* begin RECORDS FOR THE EXERCISE *

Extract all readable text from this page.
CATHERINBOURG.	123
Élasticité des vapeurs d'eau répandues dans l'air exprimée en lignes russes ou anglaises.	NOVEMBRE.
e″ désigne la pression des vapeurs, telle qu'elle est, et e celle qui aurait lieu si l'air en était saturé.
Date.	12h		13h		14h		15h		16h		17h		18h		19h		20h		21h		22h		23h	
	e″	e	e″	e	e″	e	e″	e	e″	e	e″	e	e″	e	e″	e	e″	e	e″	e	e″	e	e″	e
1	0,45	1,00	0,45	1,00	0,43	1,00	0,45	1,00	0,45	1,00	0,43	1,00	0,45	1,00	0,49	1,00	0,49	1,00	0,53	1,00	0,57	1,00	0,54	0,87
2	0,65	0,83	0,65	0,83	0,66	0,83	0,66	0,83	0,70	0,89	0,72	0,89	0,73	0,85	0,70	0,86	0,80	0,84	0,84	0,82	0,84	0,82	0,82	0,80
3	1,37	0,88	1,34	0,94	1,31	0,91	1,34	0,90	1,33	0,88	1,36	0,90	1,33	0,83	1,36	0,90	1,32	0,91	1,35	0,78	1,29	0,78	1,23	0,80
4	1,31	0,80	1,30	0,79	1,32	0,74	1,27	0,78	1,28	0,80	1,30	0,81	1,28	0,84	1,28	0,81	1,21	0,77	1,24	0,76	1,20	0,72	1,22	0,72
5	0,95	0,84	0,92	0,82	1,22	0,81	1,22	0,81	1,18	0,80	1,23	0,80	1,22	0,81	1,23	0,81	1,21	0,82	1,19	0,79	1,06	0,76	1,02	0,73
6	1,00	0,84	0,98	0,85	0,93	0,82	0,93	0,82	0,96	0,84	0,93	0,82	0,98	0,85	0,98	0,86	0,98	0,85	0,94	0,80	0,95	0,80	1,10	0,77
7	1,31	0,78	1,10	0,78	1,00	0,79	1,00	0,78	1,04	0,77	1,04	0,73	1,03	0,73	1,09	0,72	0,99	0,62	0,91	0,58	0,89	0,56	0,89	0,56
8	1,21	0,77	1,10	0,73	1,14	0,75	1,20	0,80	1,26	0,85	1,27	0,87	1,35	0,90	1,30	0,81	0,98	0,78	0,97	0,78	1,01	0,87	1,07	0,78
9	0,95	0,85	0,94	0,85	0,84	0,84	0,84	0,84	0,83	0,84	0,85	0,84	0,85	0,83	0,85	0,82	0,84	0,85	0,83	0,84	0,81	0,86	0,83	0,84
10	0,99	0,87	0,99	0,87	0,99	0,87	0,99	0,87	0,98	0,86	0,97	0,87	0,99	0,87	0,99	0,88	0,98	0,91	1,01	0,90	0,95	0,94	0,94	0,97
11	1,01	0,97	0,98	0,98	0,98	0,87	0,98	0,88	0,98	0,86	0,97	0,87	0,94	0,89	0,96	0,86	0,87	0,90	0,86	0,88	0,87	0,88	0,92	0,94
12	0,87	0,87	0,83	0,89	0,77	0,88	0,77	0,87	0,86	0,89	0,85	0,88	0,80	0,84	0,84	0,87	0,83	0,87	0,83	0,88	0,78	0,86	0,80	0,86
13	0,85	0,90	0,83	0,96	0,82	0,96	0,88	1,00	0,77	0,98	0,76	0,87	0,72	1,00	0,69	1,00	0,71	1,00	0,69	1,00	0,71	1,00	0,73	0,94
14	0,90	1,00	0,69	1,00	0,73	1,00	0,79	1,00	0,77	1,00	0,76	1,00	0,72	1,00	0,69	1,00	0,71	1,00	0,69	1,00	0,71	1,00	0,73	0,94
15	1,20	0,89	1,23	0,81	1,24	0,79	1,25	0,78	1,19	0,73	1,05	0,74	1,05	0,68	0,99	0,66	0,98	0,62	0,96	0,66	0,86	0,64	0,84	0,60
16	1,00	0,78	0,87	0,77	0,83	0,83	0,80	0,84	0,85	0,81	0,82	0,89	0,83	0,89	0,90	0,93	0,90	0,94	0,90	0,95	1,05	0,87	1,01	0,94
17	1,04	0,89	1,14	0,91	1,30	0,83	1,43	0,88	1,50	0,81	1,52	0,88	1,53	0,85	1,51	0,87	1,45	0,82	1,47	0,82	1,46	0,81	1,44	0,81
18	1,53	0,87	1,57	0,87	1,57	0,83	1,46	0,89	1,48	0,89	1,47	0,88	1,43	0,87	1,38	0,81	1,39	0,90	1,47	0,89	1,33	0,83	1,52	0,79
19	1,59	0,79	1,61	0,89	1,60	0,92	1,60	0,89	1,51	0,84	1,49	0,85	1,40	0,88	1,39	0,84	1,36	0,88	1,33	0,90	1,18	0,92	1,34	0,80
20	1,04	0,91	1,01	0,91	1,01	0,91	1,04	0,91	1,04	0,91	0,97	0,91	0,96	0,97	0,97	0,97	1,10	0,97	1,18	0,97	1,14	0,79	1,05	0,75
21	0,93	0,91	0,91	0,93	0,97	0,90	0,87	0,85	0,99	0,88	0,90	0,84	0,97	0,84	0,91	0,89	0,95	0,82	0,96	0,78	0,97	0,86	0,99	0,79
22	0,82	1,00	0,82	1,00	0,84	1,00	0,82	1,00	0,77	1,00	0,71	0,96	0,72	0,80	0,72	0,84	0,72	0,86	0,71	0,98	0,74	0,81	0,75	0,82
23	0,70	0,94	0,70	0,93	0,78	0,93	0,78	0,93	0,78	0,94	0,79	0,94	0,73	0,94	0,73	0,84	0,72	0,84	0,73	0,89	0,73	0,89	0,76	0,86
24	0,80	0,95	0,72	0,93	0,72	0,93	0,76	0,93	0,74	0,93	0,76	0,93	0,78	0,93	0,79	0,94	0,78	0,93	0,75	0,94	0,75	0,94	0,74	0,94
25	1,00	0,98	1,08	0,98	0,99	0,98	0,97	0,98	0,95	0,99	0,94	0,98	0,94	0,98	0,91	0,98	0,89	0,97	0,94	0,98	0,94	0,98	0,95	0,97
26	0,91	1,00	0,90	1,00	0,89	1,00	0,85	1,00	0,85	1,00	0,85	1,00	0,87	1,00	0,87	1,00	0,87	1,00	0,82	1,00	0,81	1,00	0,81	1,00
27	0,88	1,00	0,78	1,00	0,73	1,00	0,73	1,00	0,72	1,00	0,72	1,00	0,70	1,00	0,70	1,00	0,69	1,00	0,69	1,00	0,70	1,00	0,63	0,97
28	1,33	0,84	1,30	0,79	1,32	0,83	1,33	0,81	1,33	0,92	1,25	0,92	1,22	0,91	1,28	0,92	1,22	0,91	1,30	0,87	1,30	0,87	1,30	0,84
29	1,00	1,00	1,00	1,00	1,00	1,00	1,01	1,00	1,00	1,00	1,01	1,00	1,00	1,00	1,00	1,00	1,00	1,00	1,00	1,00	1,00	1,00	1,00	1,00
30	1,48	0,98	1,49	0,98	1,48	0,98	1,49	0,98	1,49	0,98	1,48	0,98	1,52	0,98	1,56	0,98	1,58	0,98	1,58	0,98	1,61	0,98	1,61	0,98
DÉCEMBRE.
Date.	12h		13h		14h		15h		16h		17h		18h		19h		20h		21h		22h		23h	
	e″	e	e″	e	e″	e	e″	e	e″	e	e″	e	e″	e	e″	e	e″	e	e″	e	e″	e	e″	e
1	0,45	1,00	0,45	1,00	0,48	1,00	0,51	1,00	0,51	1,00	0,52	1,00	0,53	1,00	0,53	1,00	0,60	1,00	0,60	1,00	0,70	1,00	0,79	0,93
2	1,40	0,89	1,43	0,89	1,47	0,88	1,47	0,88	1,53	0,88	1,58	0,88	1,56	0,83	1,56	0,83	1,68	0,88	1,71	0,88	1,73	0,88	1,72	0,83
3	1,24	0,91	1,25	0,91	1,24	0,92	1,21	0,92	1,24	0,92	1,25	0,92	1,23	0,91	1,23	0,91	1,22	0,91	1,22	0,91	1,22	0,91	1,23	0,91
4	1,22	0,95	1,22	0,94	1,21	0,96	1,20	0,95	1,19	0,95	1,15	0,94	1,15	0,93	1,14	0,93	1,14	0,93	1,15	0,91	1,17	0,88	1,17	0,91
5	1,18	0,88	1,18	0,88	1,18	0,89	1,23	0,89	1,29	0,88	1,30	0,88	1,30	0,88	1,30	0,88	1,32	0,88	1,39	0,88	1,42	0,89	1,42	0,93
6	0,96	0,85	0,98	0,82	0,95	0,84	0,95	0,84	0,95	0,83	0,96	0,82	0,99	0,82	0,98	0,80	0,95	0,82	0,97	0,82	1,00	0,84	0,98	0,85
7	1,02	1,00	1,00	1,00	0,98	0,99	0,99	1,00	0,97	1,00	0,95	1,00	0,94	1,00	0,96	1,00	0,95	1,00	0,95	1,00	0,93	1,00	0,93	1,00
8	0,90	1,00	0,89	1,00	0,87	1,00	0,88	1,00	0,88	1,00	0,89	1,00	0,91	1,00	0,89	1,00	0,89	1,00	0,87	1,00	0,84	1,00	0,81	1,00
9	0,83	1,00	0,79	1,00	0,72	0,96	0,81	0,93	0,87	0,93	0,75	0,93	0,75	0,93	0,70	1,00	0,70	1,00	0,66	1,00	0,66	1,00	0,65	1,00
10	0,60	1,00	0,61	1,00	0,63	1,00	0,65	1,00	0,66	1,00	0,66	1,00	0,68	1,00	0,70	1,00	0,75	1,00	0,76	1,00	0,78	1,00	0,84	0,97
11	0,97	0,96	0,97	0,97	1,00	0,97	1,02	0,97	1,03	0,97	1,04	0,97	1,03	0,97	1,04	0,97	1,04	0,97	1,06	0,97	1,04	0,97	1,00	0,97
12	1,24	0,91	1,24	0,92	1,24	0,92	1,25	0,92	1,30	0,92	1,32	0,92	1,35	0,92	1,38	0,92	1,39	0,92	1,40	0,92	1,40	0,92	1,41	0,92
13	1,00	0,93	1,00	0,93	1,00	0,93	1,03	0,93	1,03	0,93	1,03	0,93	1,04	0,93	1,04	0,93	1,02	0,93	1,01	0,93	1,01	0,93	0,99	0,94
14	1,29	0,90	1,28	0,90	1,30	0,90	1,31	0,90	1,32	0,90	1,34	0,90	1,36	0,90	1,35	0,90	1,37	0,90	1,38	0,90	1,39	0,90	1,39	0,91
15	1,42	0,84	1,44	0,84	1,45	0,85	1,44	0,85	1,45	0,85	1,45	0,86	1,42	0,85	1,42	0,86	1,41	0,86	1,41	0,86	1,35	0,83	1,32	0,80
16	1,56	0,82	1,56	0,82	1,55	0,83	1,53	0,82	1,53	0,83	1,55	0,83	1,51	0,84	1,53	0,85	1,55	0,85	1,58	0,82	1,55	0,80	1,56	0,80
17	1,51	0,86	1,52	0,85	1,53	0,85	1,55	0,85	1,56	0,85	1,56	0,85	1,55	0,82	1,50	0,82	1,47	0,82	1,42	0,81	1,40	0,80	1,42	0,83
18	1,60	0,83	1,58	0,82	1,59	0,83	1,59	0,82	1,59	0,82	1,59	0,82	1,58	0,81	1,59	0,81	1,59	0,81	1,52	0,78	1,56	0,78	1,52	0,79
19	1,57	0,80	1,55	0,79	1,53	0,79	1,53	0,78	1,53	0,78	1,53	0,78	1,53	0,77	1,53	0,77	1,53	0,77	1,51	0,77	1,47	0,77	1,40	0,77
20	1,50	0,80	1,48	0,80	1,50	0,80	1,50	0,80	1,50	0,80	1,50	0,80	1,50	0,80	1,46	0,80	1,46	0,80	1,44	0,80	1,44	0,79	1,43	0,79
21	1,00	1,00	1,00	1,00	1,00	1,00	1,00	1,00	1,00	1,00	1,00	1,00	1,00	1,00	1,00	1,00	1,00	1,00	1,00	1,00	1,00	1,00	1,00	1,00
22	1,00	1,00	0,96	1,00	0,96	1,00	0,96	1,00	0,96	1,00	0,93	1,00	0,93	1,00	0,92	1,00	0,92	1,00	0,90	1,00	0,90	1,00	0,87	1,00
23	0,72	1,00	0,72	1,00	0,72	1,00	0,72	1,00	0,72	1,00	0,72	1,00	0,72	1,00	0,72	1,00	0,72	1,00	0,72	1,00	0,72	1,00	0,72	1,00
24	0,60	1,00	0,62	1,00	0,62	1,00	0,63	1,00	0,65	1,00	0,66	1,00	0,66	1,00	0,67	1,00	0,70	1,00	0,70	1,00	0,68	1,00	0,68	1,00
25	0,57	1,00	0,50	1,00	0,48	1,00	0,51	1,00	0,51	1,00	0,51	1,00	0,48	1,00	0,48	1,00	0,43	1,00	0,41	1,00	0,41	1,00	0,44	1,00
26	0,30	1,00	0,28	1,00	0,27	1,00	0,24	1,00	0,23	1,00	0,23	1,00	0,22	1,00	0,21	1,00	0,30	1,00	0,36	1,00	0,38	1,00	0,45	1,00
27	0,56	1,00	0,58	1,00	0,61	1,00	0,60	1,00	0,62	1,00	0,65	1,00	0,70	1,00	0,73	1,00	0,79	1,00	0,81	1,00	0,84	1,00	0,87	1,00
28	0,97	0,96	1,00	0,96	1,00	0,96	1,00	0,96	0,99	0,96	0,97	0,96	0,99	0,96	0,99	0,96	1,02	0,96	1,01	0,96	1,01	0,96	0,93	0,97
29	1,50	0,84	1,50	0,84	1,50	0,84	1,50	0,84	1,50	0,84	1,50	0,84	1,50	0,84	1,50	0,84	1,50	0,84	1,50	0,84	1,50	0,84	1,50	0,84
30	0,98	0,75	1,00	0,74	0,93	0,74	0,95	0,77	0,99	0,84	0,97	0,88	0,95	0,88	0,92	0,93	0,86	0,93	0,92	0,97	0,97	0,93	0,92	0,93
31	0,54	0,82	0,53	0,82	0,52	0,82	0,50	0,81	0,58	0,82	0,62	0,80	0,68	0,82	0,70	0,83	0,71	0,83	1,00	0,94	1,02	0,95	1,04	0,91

* end RECORDS FOR THE EXERCISE *

WHAT IS EXPECTED: Pull every line containing the word "vapeurs" out of the material and copy it.

REPLY:
Élasticité des vapeurs d'eau répandues dans l'air exprimée en lignes russes ou anglaises.	NOVEMBRE.
e″ désigne la pression des vapeurs, telle qu'elle est, et e celle qui aurait lieu si l'air en était saturé.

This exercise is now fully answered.